= Exercise =
Scan the material that follows. Copy every line containing the word "Аллея".

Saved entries
--- BEGIN ---
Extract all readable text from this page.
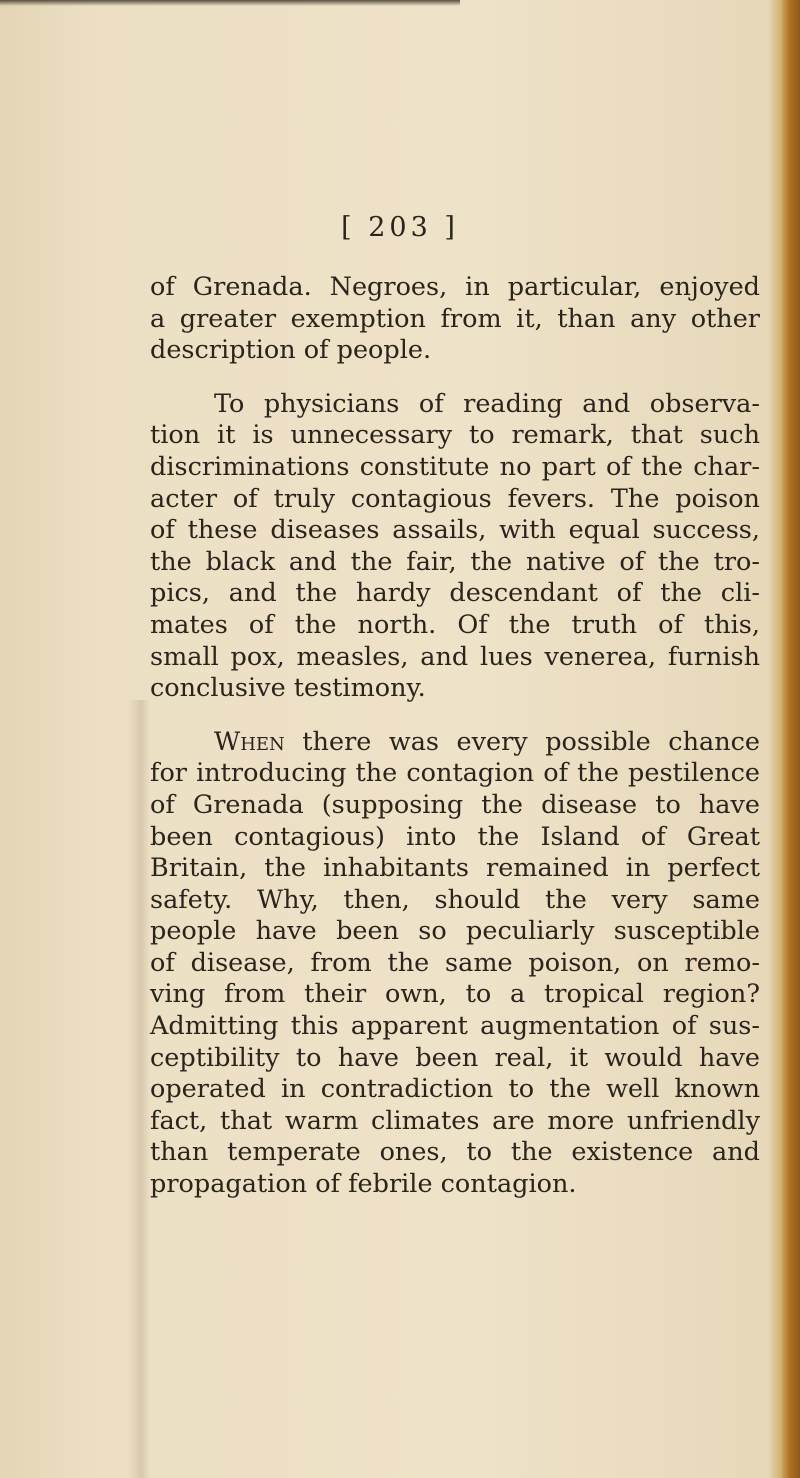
[ 203 ]
of Grenada. Negroes, in particular, enjoyed
a greater exemption from it, than any other
description of people.
To physicians of reading and observa-
tion it is unnecessary to remark, that such
discriminations constitute no part of the char-
acter of truly contagious fevers. The poison
of these diseases assails, with equal success,
the black and the fair, the native of the tro-
pics, and the hardy descendant of the cli-
mates of the north. Of the truth of this,
small pox, measles, and lues venerea, furnish
conclusive testimony.
When there was every possible chance
for introducing the contagion of the pestilence
of Grenada (supposing the disease to have
been contagious) into the Island of Great
Britain, the inhabitants remained in perfect
safety. Why, then, should the very same
people have been so peculiarly susceptible
of disease, from the same poison, on remo-
ving from their own, to a tropical region?
Admitting this apparent augmentation of sus-
ceptibility to have been real, it would have
operated in contradiction to the well known
fact, that warm climates are more unfriendly
than temperate ones, to the existence and
propagation of febrile contagion.
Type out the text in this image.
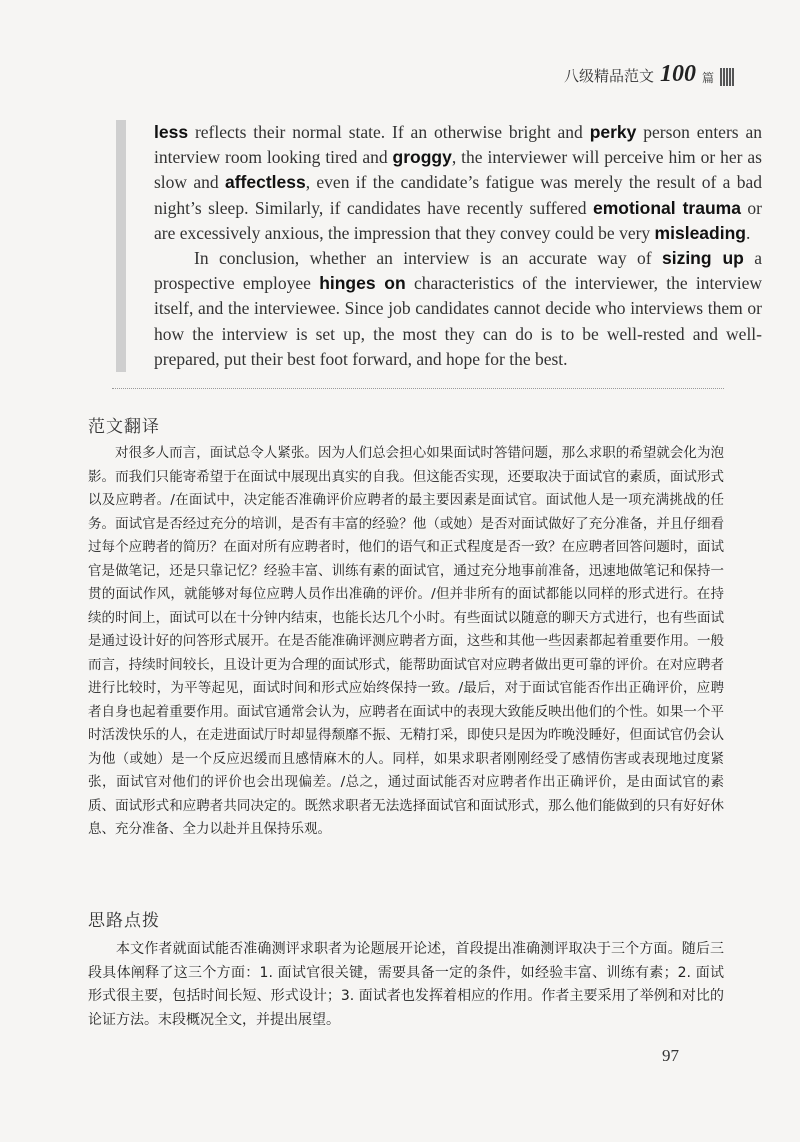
八级精品范文 100 篇

less reflects their normal state. If an otherwise bright and perky person enters an interview room looking tired and groggy, the interviewer will perceive him or her as slow and affectless, even if the candidate’s fatigue was merely the result of a bad night’s sleep. Similarly, if candidates have recently suffered emotional trauma or are excessively anxious, the impression that they convey could be very misleading.

In conclusion, whether an interview is an accurate way of sizing up a prospective employee hinges on characteristics of the interviewer, the interview itself, and the interviewee. Since job candidates cannot decide who interviews them or how the interview is set up, the most they can do is to be well-rested and well-prepared, put their best foot forward, and hope for the best.

范文翻译

对很多人而言，面试总令人紧张。因为人们总会担心如果面试时答错问题，那么求职的希望就会化为泡影。而我们只能寄希望于在面试中展现出真实的自我。但这能否实现，还要取决于面试官的素质，面试形式以及应聘者。/在面试中，决定能否准确评价应聘者的最主要因素是面试官。面试他人是一项充满挑战的任务。面试官是否经过充分的培训，是否有丰富的经验？他（或她）是否对面试做好了充分准备，并且仔细看过每个应聘者的简历？在面对所有应聘者时，他们的语气和正式程度是否一致？在应聘者回答问题时，面试官是做笔记，还是只靠记忆？经验丰富、训练有素的面试官，通过充分地事前准备，迅速地做笔记和保持一贯的面试作风，就能够对每位应聘人员作出准确的评价。/但并非所有的面试都能以同样的形式进行。在持续的时间上，面试可以在十分钟内结束，也能长达几个小时。有些面试以随意的聊天方式进行，也有些面试是通过设计好的问答形式展开。在是否能准确评测应聘者方面，这些和其他一些因素都起着重要作用。一般而言，持续时间较长，且设计更为合理的面试形式，能帮助面试官对应聘者做出更可靠的评价。在对应聘者进行比较时，为平等起见，面试时间和形式应始终保持一致。/最后，对于面试官能否作出正确评价，应聘者自身也起着重要作用。面试官通常会认为，应聘者在面试中的表现大致能反映出他们的个性。如果一个平时活泼快乐的人，在走进面试厅时却显得颓靡不振、无精打采，即使只是因为昨晚没睡好，但面试官仍会认为他（或她）是一个反应迟缓而且感情麻木的人。同样，如果求职者刚刚经受了感情伤害或表现地过度紧张，面试官对他们的评价也会出现偏差。/总之，通过面试能否对应聘者作出正确评价，是由面试官的素质、面试形式和应聘者共同决定的。既然求职者无法选择面试官和面试形式，那么他们能做到的只有好好休息、充分准备、全力以赴并且保持乐观。

思路点拨

本文作者就面试能否准确测评求职者为论题展开论述，首段提出准确测评取决于三个方面。随后三段具体阐释了这三个方面：1. 面试官很关键，需要具备一定的条件，如经验丰富、训练有素；2. 面试形式很主要，包括时间长短、形式设计；3. 面试者也发挥着相应的作用。作者主要采用了举例和对比的论证方法。末段概况全文，并提出展望。

97
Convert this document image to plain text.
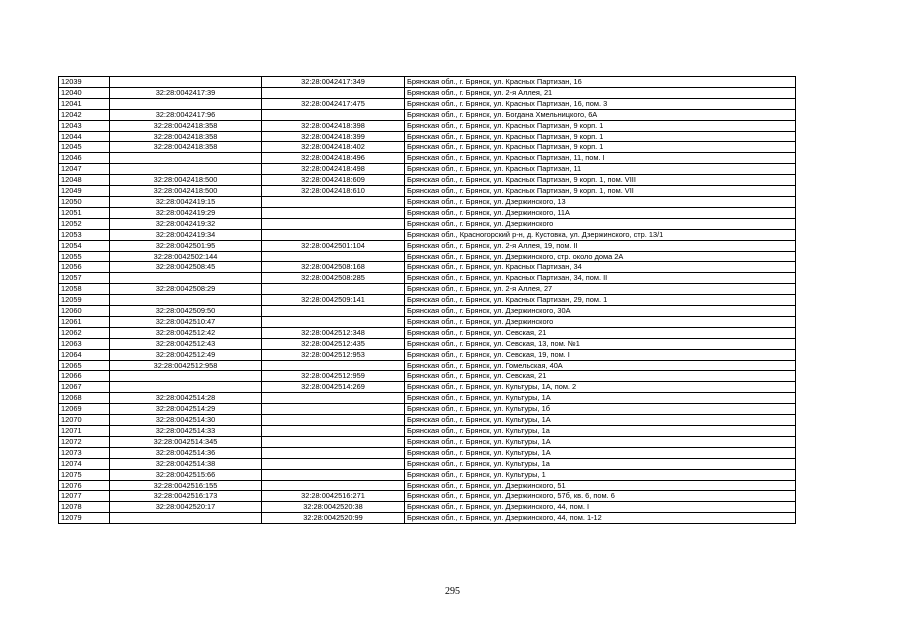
12039		32:28:0042417:349	Брянская обл., г. Брянск, ул. Красных Партизан, 16
12040	32:28:0042417:39		Брянская обл., г. Брянск, ул. 2-я Аллея, 21
12041		32:28:0042417:475	Брянская обл., г. Брянск, ул. Красных Партизан, 16, пом. 3
12042	32:28:0042417:96		Брянская обл., г. Брянск, ул. Богдана Хмельницкого, 6А
12043	32:28:0042418:358	32:28:0042418:398	Брянская обл., г. Брянск, ул. Красных Партизан, 9 корп. 1
12044	32:28:0042418:358	32:28:0042418:399	Брянская обл., г. Брянск, ул. Красных Партизан, 9 корп. 1
12045	32:28:0042418:358	32:28:0042418:402	Брянская обл., г. Брянск, ул. Красных Партизан, 9 корп. 1
12046		32:28:0042418:496	Брянская обл., г. Брянск, ул. Красных Партизан, 11, пом. I
12047		32:28:0042418:498	Брянская обл., г. Брянск, ул. Красных Партизан, 11
12048	32:28:0042418:500	32:28:0042418:609	Брянская обл., г. Брянск, ул. Красных Партизан, 9 корп. 1, пом. VIII
12049	32:28:0042418:500	32:28:0042418:610	Брянская обл., г. Брянск, ул. Красных Партизан, 9 корп. 1, пом. VII
12050	32:28:0042419:15		Брянская обл., г. Брянск, ул. Дзержинского, 13
12051	32:28:0042419:29		Брянская обл., г. Брянск, ул. Дзержинского, 11А
12052	32:28:0042419:32		Брянская обл., г. Брянск, ул. Дзержинского
12053	32:28:0042419:34		Брянская обл., Красногорский р-н, д. Кустовка, ул. Дзержинского, стр. 13/1
12054	32:28:0042501:95	32:28:0042501:104	Брянская обл., г. Брянск, ул. 2-я Аллея, 19, пом. II
12055	32:28:0042502:144		Брянская обл., г. Брянск, ул. Дзержинского, стр. около дома 2А
12056	32:28:0042508:45	32:28:0042508:168	Брянская обл., г. Брянск, ул. Красных Партизан, 34
12057		32:28:0042508:285	Брянская обл., г. Брянск, ул. Красных Партизан, 34, пом. II
12058	32:28:0042508:29		Брянская обл., г. Брянск, ул. 2-я Аллея, 27
12059		32:28:0042509:141	Брянская обл., г. Брянск, ул. Красных Партизан, 29, пом. 1
12060	32:28:0042509:50		Брянская обл., г. Брянск, ул. Дзержинского, 30А
12061	32:28:0042510:47		Брянская обл., г. Брянск, ул. Дзержинского
12062	32:28:0042512:42	32:28:0042512:348	Брянская обл., г. Брянск, ул. Севская, 21
12063	32:28:0042512:43	32:28:0042512:435	Брянская обл., г. Брянск, ул. Севская, 13, пом. №1
12064	32:28:0042512:49	32:28:0042512:953	Брянская обл., г. Брянск, ул. Севская, 19, пом. I
12065	32:28:0042512:958		Брянская обл., г. Брянск, ул. Гомельская, 40А
12066		32:28:0042512:959	Брянская обл., г. Брянск, ул. Севская, 21
12067		32:28:0042514:269	Брянская обл., г. Брянск, ул. Культуры, 1А, пом. 2
12068	32:28:0042514:28		Брянская обл., г. Брянск, ул. Культуры, 1А
12069	32:28:0042514:29		Брянская обл., г. Брянск, ул. Культуры, 1б
12070	32:28:0042514:30		Брянская обл., г. Брянск, ул. Культуры, 1А
12071	32:28:0042514:33		Брянская обл., г. Брянск, ул. Культуры, 1а
12072	32:28:0042514:345		Брянская обл., г. Брянск, ул. Культуры, 1А
12073	32:28:0042514:36		Брянская обл., г. Брянск, ул. Культуры, 1А
12074	32:28:0042514:38		Брянская обл., г. Брянск, ул. Культуры, 1а
12075	32:28:0042515:66		Брянская обл., г. Брянск, ул. Культуры, 1
12076	32:28:0042516:155		Брянская обл., г. Брянск, ул. Дзержинского, 51
12077	32:28:0042516:173	32:28:0042516:271	Брянская обл., г. Брянск, ул. Дзержинского, 57б, кв. 6, пом. 6
12078	32:28:0042520:17	32:28:0042520:38	Брянская обл., г. Брянск, ул. Дзержинского, 44, пом. I
12079		32:28:0042520:99	Брянская обл., г. Брянск, ул. Дзержинского, 44, пом. 1-12
295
--- END ---
= The reply =
12040	32:28:0042417:39		Брянская обл., г. Брянск, ул. 2-я Аллея, 21
12054	32:28:0042501:95	32:28:0042501:104	Брянская обл., г. Брянск, ул. 2-я Аллея, 19, пом. II
12058	32:28:0042508:29		Брянская обл., г. Брянск, ул. 2-я Аллея, 27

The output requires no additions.